__Stated exercise__
Copy every line of the listing exactly.

__Data excerpts__
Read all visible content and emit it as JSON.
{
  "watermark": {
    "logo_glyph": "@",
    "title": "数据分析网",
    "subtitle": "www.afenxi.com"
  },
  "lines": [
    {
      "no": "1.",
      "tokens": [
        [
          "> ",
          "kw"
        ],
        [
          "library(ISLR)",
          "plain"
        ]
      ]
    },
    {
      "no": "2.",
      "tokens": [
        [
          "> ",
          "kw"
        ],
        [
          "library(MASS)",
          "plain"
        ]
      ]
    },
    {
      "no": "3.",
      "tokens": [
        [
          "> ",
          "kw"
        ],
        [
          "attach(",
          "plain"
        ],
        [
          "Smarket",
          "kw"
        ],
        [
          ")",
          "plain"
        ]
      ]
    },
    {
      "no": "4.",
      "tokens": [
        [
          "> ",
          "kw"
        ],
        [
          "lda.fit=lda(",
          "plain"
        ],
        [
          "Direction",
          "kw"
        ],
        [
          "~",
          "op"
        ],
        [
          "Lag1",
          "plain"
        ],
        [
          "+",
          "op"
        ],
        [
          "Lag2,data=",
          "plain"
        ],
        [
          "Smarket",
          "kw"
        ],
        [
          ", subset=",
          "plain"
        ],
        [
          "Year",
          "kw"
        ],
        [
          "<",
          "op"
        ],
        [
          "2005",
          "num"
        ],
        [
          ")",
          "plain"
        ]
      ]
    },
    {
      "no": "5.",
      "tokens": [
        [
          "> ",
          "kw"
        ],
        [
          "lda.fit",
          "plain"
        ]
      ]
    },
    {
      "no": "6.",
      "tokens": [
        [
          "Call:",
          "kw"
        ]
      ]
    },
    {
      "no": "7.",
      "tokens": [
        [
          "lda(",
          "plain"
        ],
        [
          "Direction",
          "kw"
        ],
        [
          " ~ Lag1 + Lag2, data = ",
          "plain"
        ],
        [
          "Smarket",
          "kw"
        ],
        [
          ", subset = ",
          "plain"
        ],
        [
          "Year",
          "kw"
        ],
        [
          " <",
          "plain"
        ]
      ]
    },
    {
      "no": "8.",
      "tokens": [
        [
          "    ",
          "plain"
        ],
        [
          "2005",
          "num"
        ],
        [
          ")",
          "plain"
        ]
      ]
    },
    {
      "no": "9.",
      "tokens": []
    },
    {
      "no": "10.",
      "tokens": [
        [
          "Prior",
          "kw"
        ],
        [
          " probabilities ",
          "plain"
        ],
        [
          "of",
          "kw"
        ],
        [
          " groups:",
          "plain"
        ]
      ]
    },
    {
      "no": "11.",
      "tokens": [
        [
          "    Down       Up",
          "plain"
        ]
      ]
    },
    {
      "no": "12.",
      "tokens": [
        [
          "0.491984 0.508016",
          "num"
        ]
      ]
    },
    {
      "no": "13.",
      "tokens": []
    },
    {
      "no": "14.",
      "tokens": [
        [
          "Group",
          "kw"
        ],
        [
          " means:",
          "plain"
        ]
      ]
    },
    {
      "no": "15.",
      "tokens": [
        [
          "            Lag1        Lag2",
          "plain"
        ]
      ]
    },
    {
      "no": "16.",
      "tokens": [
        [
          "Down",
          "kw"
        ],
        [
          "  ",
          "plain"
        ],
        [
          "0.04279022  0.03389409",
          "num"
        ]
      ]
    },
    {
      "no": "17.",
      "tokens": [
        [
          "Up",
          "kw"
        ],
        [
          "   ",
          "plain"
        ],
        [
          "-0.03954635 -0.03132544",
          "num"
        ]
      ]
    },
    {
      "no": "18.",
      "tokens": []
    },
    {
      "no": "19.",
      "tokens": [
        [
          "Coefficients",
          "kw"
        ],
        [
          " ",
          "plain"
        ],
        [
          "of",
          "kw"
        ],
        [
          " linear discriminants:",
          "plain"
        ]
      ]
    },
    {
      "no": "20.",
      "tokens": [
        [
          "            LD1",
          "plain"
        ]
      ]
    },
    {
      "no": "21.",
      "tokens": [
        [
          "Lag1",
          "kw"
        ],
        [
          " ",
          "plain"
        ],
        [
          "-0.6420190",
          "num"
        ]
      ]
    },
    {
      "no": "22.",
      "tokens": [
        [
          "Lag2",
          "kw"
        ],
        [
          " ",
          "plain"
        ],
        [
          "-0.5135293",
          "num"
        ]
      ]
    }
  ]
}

__Task answer__
Read all visible content and emit it as JSON.
{
  "watermark": {
    "logo_glyph": "@",
    "title": "数据分析网",
    "subtitle": "www.afenxi.com"
  },
  "lines": [
    {
      "no": "1.",
      "tokens": [
        [
          "> ",
          "kw"
        ],
        [
          "library(ISLR)",
          "plain"
        ]
      ]
    },
    {
      "no": "2.",
      "tokens": [
        [
          "> ",
          "kw"
        ],
        [
          "library(MASS)",
          "plain"
        ]
      ]
    },
    {
      "no": "3.",
      "tokens": [
        [
          "> ",
          "kw"
        ],
        [
          "attach(",
          "plain"
        ],
        [
          "Smarket",
          "kw"
        ],
        [
          ")",
          "plain"
        ]
      ]
    },
    {
      "no": "4.",
      "tokens": [
        [
          "> ",
          "kw"
        ],
        [
          "lda.fit=lda(",
          "plain"
        ],
        [
          "Direction",
          "kw"
        ],
        [
          "~",
          "op"
        ],
        [
          "Lag1",
          "plain"
        ],
        [
          "+",
          "op"
        ],
        [
          "Lag2,data=",
          "plain"
        ],
        [
          "Smarket",
          "kw"
        ],
        [
          ", subset=",
          "plain"
        ],
        [
          "Year",
          "kw"
        ],
        [
          "<",
          "op"
        ],
        [
          "2005",
          "num"
        ],
        [
          ")",
          "plain"
        ]
      ]
    },
    {
      "no": "5.",
      "tokens": [
        [
          "> ",
          "kw"
        ],
        [
          "lda.fit",
          "plain"
        ]
      ]
    },
    {
      "no": "6.",
      "tokens": [
        [
          "Call:",
          "kw"
        ]
      ]
    },
    {
      "no": "7.",
      "tokens": [
        [
          "lda(",
          "plain"
        ],
        [
          "Direction",
          "kw"
        ],
        [
          " ~ Lag1 + Lag2, data = ",
          "plain"
        ],
        [
          "Smarket",
          "kw"
        ],
        [
          ", subset = ",
          "plain"
        ],
        [
          "Year",
          "kw"
        ],
        [
          " <",
          "plain"
        ]
      ]
    },
    {
      "no": "8.",
      "tokens": [
        [
          "    ",
          "plain"
        ],
        [
          "2005",
          "num"
        ],
        [
          ")",
          "plain"
        ]
      ]
    },
    {
      "no": "9.",
      "tokens": []
    },
    {
      "no": "10.",
      "tokens": [
        [
          "Prior",
          "kw"
        ],
        [
          " probabilities ",
          "plain"
        ],
        [
          "of",
          "kw"
        ],
        [
          " groups:",
          "plain"
        ]
      ]
    },
    {
      "no": "11.",
      "tokens": [
        [
          "    Down       Up",
          "plain"
        ]
      ]
    },
    {
      "no": "12.",
      "tokens": [
        [
          "0.491984 0.508016",
          "num"
        ]
      ]
    },
    {
      "no": "13.",
      "tokens": []
    },
    {
      "no": "14.",
      "tokens": [
        [
          "Group",
          "kw"
        ],
        [
          " means:",
          "plain"
        ]
      ]
    },
    {
      "no": "15.",
      "tokens": [
        [
          "            Lag1        Lag2",
          "plain"
        ]
      ]
    },
    {
      "no": "16.",
      "tokens": [
        [
          "Down",
          "kw"
        ],
        [
          "  ",
          "plain"
        ],
        [
          "0.04279022  0.03389409",
          "num"
        ]
      ]
    },
    {
      "no": "17.",
      "tokens": [
        [
          "Up",
          "kw"
        ],
        [
          "   ",
          "plain"
        ],
        [
          "-0.03954635 -0.03132544",
          "num"
        ]
      ]
    },
    {
      "no": "18.",
      "tokens": []
    },
    {
      "no": "19.",
      "tokens": [
        [
          "Coefficients",
          "kw"
        ],
        [
          " ",
          "plain"
        ],
        [
          "of",
          "kw"
        ],
        [
          " linear discriminants:",
          "plain"
        ]
      ]
    },
    {
      "no": "20.",
      "tokens": [
        [
          "            LD1",
          "plain"
        ]
      ]
    },
    {
      "no": "21.",
      "tokens": [
        [
          "Lag1",
          "kw"
        ],
        [
          " ",
          "plain"
        ],
        [
          "-0.6420190",
          "num"
        ]
      ]
    },
    {
      "no": "22.",
      "tokens": [
        [
          "Lag2",
          "kw"
        ],
        [
          " ",
          "plain"
        ],
        [
          "-0.5135293",
          "num"
        ]
      ]
    }
  ]
}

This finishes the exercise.